- _Written exercise_:
Omit every picture while repeating the entries exactly.

- _Stored records_:

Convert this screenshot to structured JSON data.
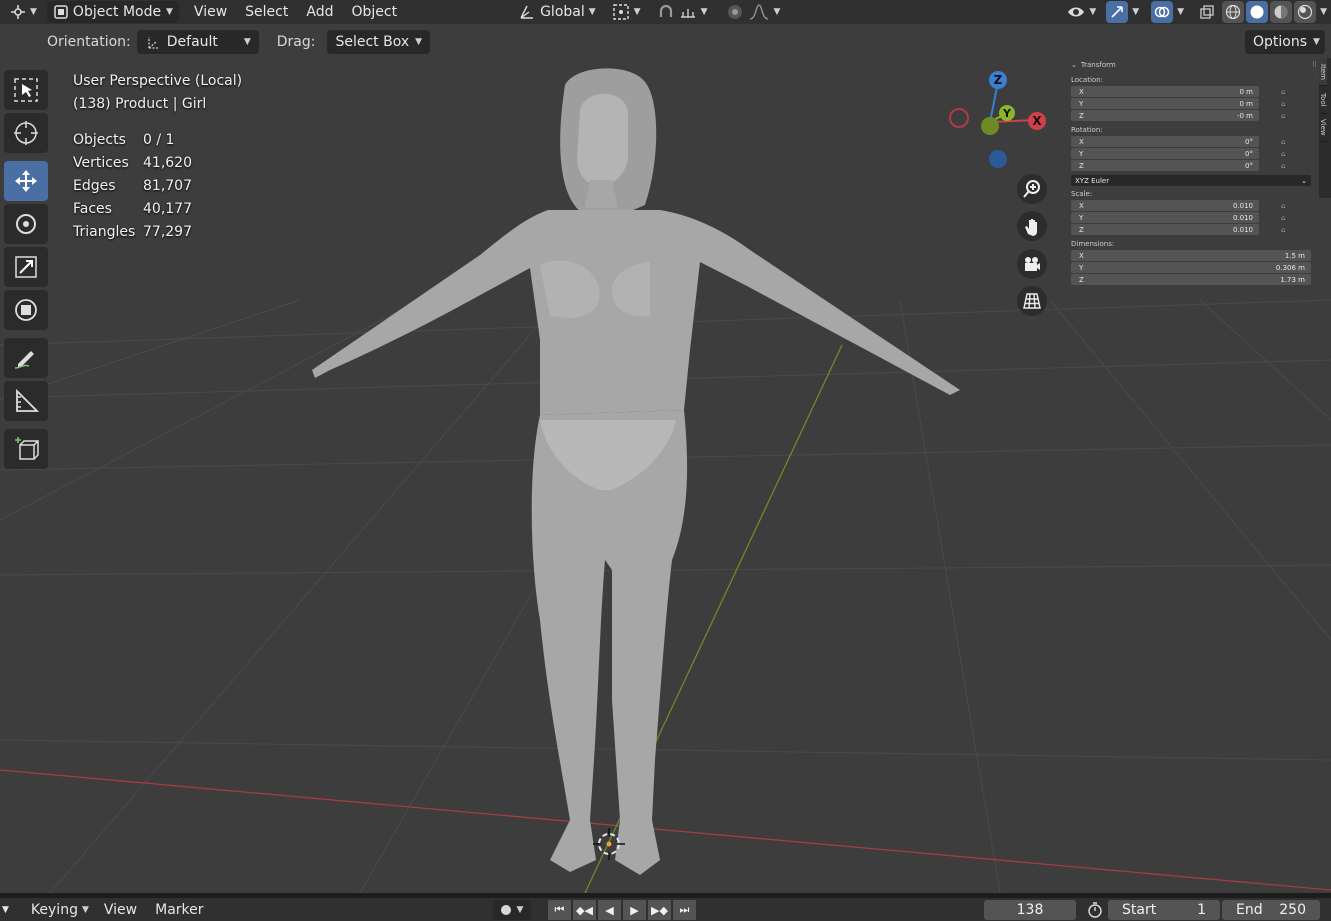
{
  "header": {
    "mode": "Object Mode",
    "menus": [
      "View",
      "Select",
      "Add",
      "Object"
    ],
    "transform_orientation": "Global"
  },
  "toolsettings": {
    "orientation_label": "Orientation:",
    "orientation_value": "Default",
    "drag_label": "Drag:",
    "drag_value": "Select Box",
    "options_label": "Options"
  },
  "overlay": {
    "view_name": "User Perspective (Local)",
    "object_name": "(138) Product | Girl",
    "stats": [
      {
        "key": "Objects",
        "value": "0 / 1"
      },
      {
        "key": "Vertices",
        "value": "41,620"
      },
      {
        "key": "Edges",
        "value": "81,707"
      },
      {
        "key": "Faces",
        "value": "40,177"
      },
      {
        "key": "Triangles",
        "value": "77,297"
      }
    ]
  },
  "gizmo": {
    "x": "X",
    "y": "Y",
    "z": "Z"
  },
  "npanel": {
    "title": "Transform",
    "location_label": "Location:",
    "location": [
      {
        "axis": "X",
        "value": "0 m"
      },
      {
        "axis": "Y",
        "value": "0 m"
      },
      {
        "axis": "Z",
        "value": "-0 m"
      }
    ],
    "rotation_label": "Rotation:",
    "rotation": [
      {
        "axis": "X",
        "value": "0°"
      },
      {
        "axis": "Y",
        "value": "0°"
      },
      {
        "axis": "Z",
        "value": "0°"
      }
    ],
    "rotation_mode": "XYZ Euler",
    "scale_label": "Scale:",
    "scale": [
      {
        "axis": "X",
        "value": "0.010"
      },
      {
        "axis": "Y",
        "value": "0.010"
      },
      {
        "axis": "Z",
        "value": "0.010"
      }
    ],
    "dimensions_label": "Dimensions:",
    "dimensions": [
      {
        "axis": "X",
        "value": "1.5 m"
      },
      {
        "axis": "Y",
        "value": "0.306 m"
      },
      {
        "axis": "Z",
        "value": "1.73 m"
      }
    ],
    "tabs": [
      "Item",
      "Tool",
      "View"
    ]
  },
  "timeline": {
    "keying": "Keying",
    "view": "View",
    "marker": "Marker",
    "current_frame": "138",
    "start_label": "Start",
    "start_value": "1",
    "end_label": "End",
    "end_value": "250"
  },
  "colors": {
    "accent": "#4a6fa5",
    "axis_x": "#d0404a",
    "axis_y": "#8ab825",
    "axis_z": "#3b7fd4"
  }
}
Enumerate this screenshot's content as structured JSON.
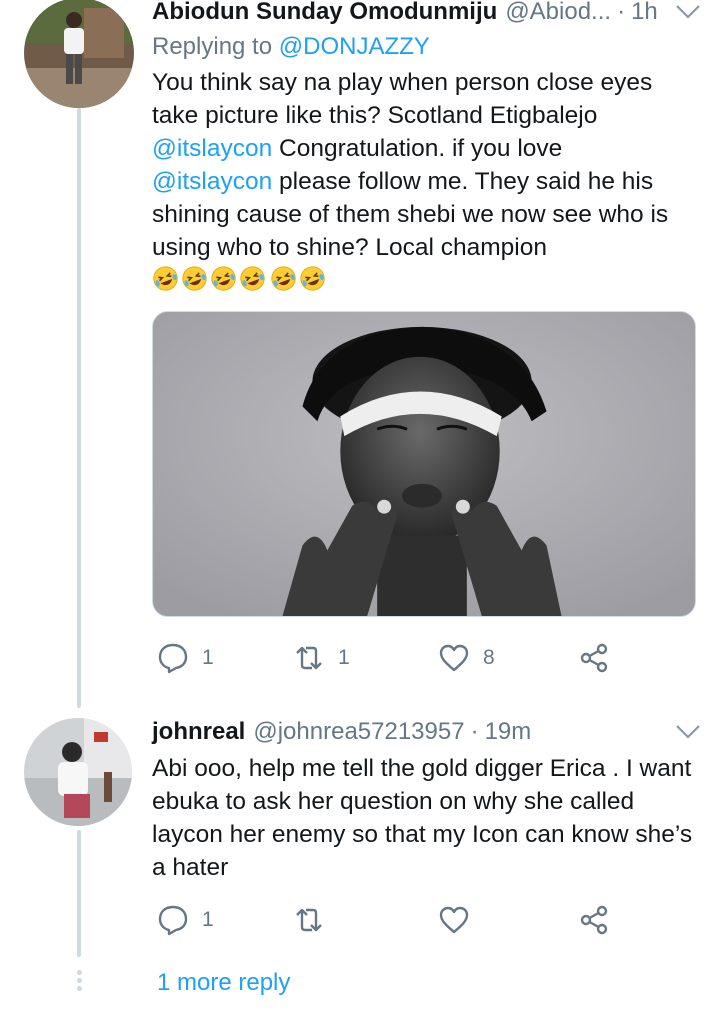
{
  "tweet1": {
    "name": "Abiodun Sunday Omodunmiju",
    "handle": "@Abiod...",
    "separator": "·",
    "time": "1h",
    "replying_prefix": "Replying to",
    "replying_to": "@DONJAZZY",
    "text_1": "You think say na play when person close eyes take picture like this? Scotland Etigbalejo",
    "mention_1": "@itslaycon",
    "text_2": " Congratulation. if you love ",
    "mention_2": "@itslaycon",
    "text_3": " please follow me. They said he his shining cause of them shebi we now see who is using who to shine? Local champion ",
    "emoji_name": "rolling-on-floor-laughing",
    "emoji_count": 6,
    "reply_count": "1",
    "retweet_count": "1",
    "like_count": "8"
  },
  "tweet2": {
    "name": "johnreal",
    "handle": "@johnrea57213957",
    "separator": "·",
    "time": "19m",
    "text": "Abi ooo, help me tell the gold digger Erica . I want ebuka to ask her question on why she called laycon her enemy so that my Icon can know she’s a hater",
    "reply_count": "1",
    "retweet_count": "",
    "like_count": ""
  },
  "more_reply": "1 more reply",
  "colors": {
    "link": "#1da1f2",
    "muted": "#657786",
    "text": "#14171a",
    "thread_line": "#cfd9de"
  },
  "icons": [
    "chevron-down-icon",
    "reply-icon",
    "retweet-icon",
    "like-icon",
    "share-icon"
  ]
}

- _Final answer_:
Convert this screenshot to structured JSON data.
{
  "header": {
    "mode": "Object Mode",
    "menus": [
      "View",
      "Select",
      "Add",
      "Object"
    ],
    "transform_orientation": "Global"
  },
  "toolsettings": {
    "orientation_label": "Orientation:",
    "orientation_value": "Default",
    "drag_label": "Drag:",
    "drag_value": "Select Box",
    "options_label": "Options"
  },
  "overlay": {
    "view_name": "User Perspective (Local)",
    "object_name": "(138) Product | Girl",
    "stats": [
      {
        "key": "Objects",
        "value": "0 / 1"
      },
      {
        "key": "Vertices",
        "value": "41,620"
      },
      {
        "key": "Edges",
        "value": "81,707"
      },
      {
        "key": "Faces",
        "value": "40,177"
      },
      {
        "key": "Triangles",
        "value": "77,297"
      }
    ]
  },
  "gizmo": {
    "x": "X",
    "y": "Y",
    "z": "Z"
  },
  "npanel": {
    "title": "Transform",
    "location_label": "Location:",
    "location": [
      {
        "axis": "X",
        "value": "0 m"
      },
      {
        "axis": "Y",
        "value": "0 m"
      },
      {
        "axis": "Z",
        "value": "-0 m"
      }
    ],
    "rotation_label": "Rotation:",
    "rotation": [
      {
        "axis": "X",
        "value": "0°"
      },
      {
        "axis": "Y",
        "value": "0°"
      },
      {
        "axis": "Z",
        "value": "0°"
      }
    ],
    "rotation_mode": "XYZ Euler",
    "scale_label": "Scale:",
    "scale": [
      {
        "axis": "X",
        "value": "0.010"
      },
      {
        "axis": "Y",
        "value": "0.010"
      },
      {
        "axis": "Z",
        "value": "0.010"
      }
    ],
    "dimensions_label": "Dimensions:",
    "dimensions": [
      {
        "axis": "X",
        "value": "1.5 m"
      },
      {
        "axis": "Y",
        "value": "0.306 m"
      },
      {
        "axis": "Z",
        "value": "1.73 m"
      }
    ],
    "tabs": [
      "Item",
      "Tool",
      "View"
    ]
  },
  "timeline": {
    "keying": "Keying",
    "view": "View",
    "marker": "Marker",
    "current_frame": "138",
    "start_label": "Start",
    "start_value": "1",
    "end_label": "End",
    "end_value": "250"
  },
  "colors": {
    "accent": "#4a6fa5",
    "axis_x": "#d0404a",
    "axis_y": "#8ab825",
    "axis_z": "#3b7fd4"
  }
}
Enumerate this screenshot's content as structured JSON.
{
  "tweet1": {
    "name": "Abiodun Sunday Omodunmiju",
    "handle": "@Abiod...",
    "separator": "·",
    "time": "1h",
    "replying_prefix": "Replying to",
    "replying_to": "@DONJAZZY",
    "text_1": "You think say na play when person close eyes take picture like this? Scotland Etigbalejo",
    "mention_1": "@itslaycon",
    "text_2": " Congratulation. if you love ",
    "mention_2": "@itslaycon",
    "text_3": " please follow me. They said he his shining cause of them shebi we now see who is using who to shine? Local champion ",
    "emoji_name": "rolling-on-floor-laughing",
    "emoji_count": 6,
    "reply_count": "1",
    "retweet_count": "1",
    "like_count": "8"
  },
  "tweet2": {
    "name": "johnreal",
    "handle": "@johnrea57213957",
    "separator": "·",
    "time": "19m",
    "text": "Abi ooo, help me tell the gold digger Erica . I want ebuka to ask her question on why she called laycon her enemy so that my Icon can know she’s a hater",
    "reply_count": "1",
    "retweet_count": "",
    "like_count": ""
  },
  "more_reply": "1 more reply",
  "colors": {
    "link": "#1da1f2",
    "muted": "#657786",
    "text": "#14171a",
    "thread_line": "#cfd9de"
  },
  "icons": [
    "chevron-down-icon",
    "reply-icon",
    "retweet-icon",
    "like-icon",
    "share-icon"
  ]
}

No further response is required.